▶ _Provided text_
_ _ _

When both sides have agreed on all these issues, the Commission adopts the resulting plans and programmes. A payment on account is made so that Member States may begin implementing the programme. These are known as Community Support Frameworks (CSFs) or Single Programming Documents (SPDs), depending on whether a Commission decision is required to implement the programmes.

The details of these programmes, namely the Programme Complements, are decided by the national or regional authorities. The Commission does not partake in these negotiations but is kept informed. Once they have been approved, these documents enable the authorities to launch these projects according to their operating methods (calls for project proposals, calls for tenders for the construction of infrastructure, etc). The programmes then become operational.

The relevant authorities select the projects which best correspond to the goals of the programme and inform the tenderers of their choice. The bodies selected may then implement their project, which must be completed before the deadline laid down in the programme since the timetable for the disbursement of Community aid is fixed at the start.

The appropriate authorities on a regular basis monitor the progress of programmes, keep the Commission informed and provide it with proof that the money is being used in the best way possible (certification of expenditure). The Commission keeps track of the audit systems put in place and gradually pays out the remainder of the contribution from the Structural Funds. It analyses the development of the monitoring indicators and evaluation studies and conducts theme exchanges. The persons responsible for programmes are notified when any new Community priorities which have an impact on regional development are adopted.

WHO DECIDES WHAT ACTIVITIES RECEIVE EU STRUCTURAL FUNDS?
 
To draw down EU Structural Funds each Member State must draw up and submit to the European Commission a plan, setting out its investment priorities for EU Structural Funds. This plan forms the basis of negotiations between the Member State Government and the European Commission on the allocations of EU funding, and the subsequent negotiation process results in the agreement of a Community Support Framework (CSF).

_ _ _

▶ _What is asked_
A) According to the Structural Funds text, who decides on the Programme Complements?
B) In the rows, substitute "Draw" for every "Penarikan", starting at the line that has "Decompose this app" and stopping after the line that has "- button[interactable]: Calendar: [568, 116, 602, 150]". Return only those lines, with all else unchanged and the picture left out.

▶ _Given records_
_ _ _

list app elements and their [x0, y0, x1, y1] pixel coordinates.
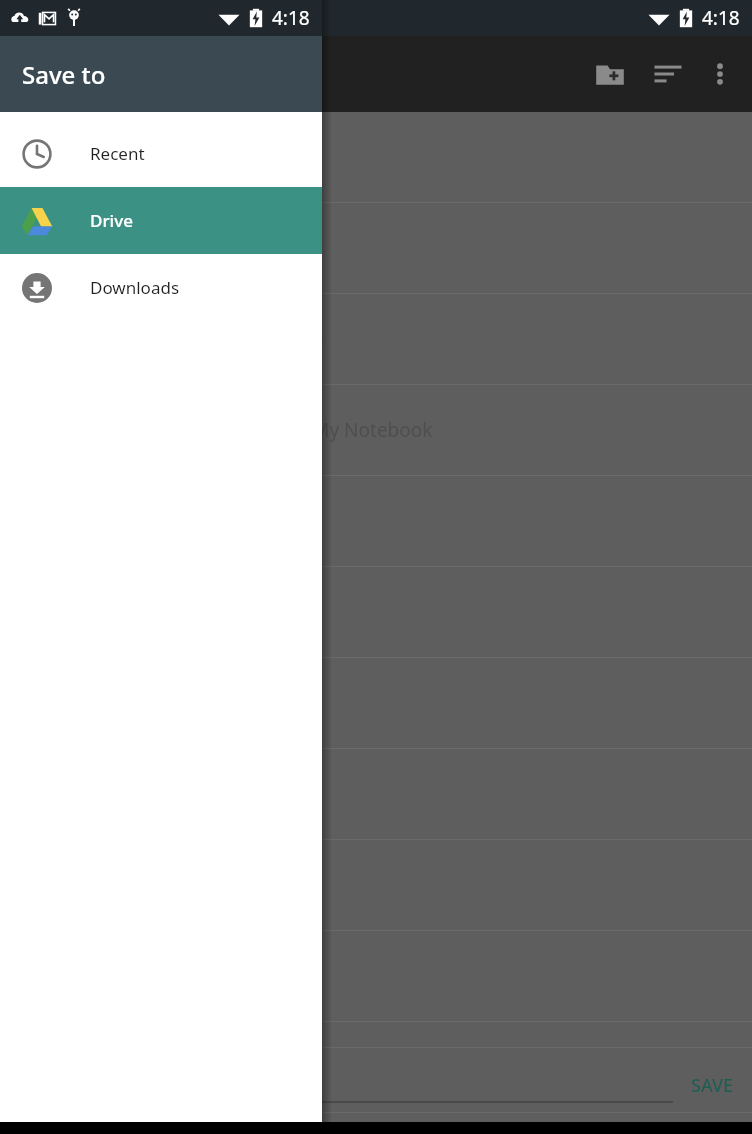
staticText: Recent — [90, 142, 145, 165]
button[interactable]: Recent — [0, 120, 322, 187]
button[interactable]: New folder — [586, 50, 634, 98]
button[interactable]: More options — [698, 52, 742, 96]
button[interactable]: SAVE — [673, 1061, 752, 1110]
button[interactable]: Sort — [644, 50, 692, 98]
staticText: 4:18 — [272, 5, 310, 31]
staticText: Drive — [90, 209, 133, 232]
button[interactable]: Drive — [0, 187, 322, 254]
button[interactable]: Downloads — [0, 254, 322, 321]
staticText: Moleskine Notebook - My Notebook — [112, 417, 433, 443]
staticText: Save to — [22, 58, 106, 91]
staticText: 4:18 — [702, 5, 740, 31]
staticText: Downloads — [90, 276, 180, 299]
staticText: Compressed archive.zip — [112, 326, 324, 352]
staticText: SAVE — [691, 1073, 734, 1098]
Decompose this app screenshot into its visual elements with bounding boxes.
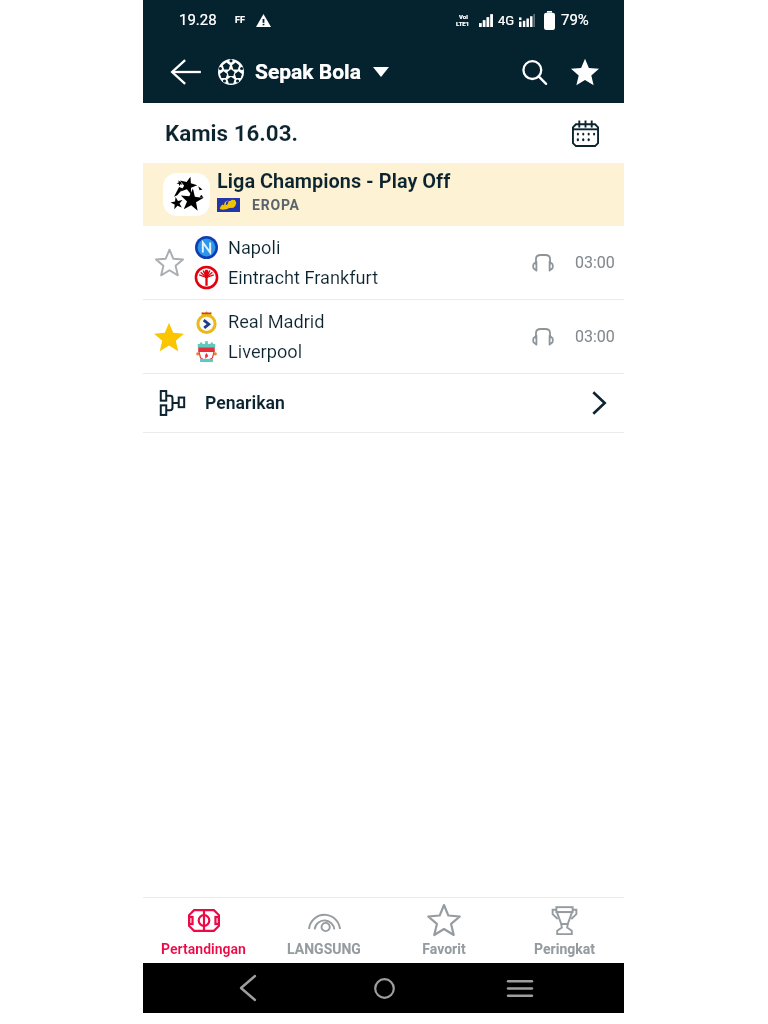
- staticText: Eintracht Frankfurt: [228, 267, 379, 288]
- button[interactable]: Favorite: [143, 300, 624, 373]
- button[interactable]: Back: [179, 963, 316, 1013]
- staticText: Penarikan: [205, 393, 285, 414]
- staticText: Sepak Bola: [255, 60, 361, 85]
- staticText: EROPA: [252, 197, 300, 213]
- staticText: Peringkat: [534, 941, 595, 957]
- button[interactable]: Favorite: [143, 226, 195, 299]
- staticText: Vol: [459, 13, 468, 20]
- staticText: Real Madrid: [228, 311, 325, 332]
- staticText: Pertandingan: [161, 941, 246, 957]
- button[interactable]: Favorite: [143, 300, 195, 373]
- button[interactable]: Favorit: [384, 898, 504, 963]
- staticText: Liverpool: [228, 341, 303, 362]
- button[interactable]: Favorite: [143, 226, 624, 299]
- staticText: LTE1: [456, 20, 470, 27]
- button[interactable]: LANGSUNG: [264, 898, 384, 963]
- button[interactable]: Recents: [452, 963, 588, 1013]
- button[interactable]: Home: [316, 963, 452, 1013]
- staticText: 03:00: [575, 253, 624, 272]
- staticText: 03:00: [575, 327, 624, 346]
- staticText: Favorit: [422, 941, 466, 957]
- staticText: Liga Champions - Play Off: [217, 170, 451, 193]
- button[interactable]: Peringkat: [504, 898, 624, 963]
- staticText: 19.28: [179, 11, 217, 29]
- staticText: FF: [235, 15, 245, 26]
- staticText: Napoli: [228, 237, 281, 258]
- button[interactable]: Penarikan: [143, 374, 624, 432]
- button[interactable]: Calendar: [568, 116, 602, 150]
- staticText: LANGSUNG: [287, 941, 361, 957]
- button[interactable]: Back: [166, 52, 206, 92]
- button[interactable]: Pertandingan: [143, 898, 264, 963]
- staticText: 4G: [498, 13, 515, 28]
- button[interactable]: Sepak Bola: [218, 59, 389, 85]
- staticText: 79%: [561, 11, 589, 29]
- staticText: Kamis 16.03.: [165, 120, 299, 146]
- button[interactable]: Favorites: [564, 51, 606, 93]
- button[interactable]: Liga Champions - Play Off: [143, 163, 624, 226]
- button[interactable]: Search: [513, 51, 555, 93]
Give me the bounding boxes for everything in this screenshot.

_ _ _

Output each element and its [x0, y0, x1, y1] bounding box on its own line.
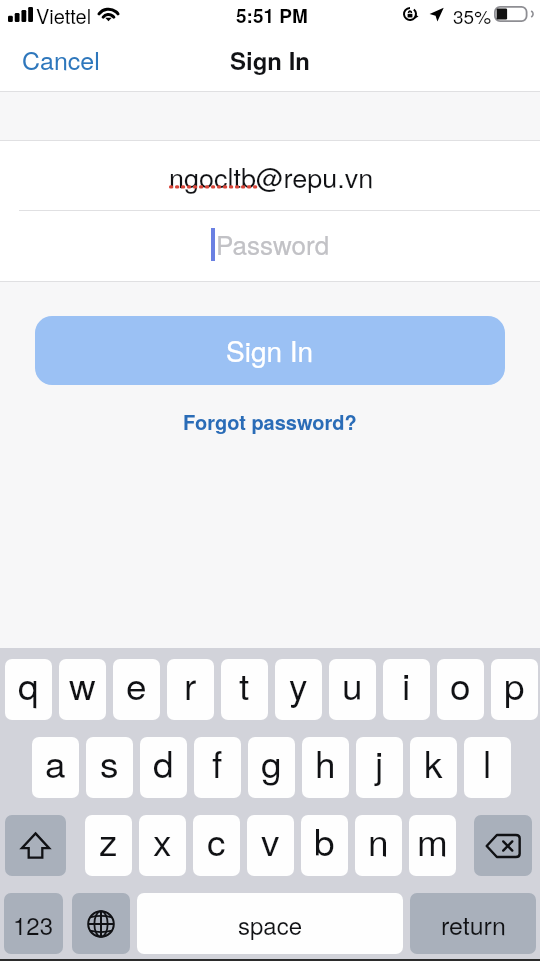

_ _ _

▶ _Responses per task_
A) The national or regional authorities.

B)
Decompose this app screenshot into its visual elements with bounding boxes.
- staticText: Eintracht Frankfurt: [228, 267, 379, 288]
- button[interactable]: Favorite: [143, 300, 624, 373]
- button[interactable]: Back: [179, 963, 316, 1013]
- staticText: Draw: [205, 393, 285, 414]
- staticText: Sepak Bola: [255, 60, 361, 85]
- staticText: EROPA: [252, 197, 300, 213]
- staticText: Peringkat: [534, 941, 595, 957]
- button[interactable]: Favorite: [143, 226, 195, 299]
- staticText: Vol: [459, 13, 468, 20]
- staticText: Real Madrid: [228, 311, 325, 332]
- staticText: Pertandingan: [161, 941, 246, 957]
- button[interactable]: Favorite: [143, 300, 195, 373]
- button[interactable]: Favorit: [384, 898, 504, 963]
- staticText: Liverpool: [228, 341, 303, 362]
- button[interactable]: Favorite: [143, 226, 624, 299]
- staticText: LTE1: [456, 20, 470, 27]
- button[interactable]: LANGSUNG: [264, 898, 384, 963]
- button[interactable]: Recents: [452, 963, 588, 1013]
- button[interactable]: Home: [316, 963, 452, 1013]
- staticText: 03:00: [575, 253, 624, 272]
- staticText: 03:00: [575, 327, 624, 346]
- staticText: Favorit: [422, 941, 466, 957]
- staticText: Liga Champions - Play Off: [217, 170, 451, 193]
- button[interactable]: Peringkat: [504, 898, 624, 963]
- staticText: 19.28: [179, 11, 217, 29]
- staticText: FF: [235, 15, 245, 26]
- staticText: Napoli: [228, 237, 281, 258]
- button[interactable]: Draw: [143, 374, 624, 432]
- button[interactable]: Calendar: [568, 116, 602, 150]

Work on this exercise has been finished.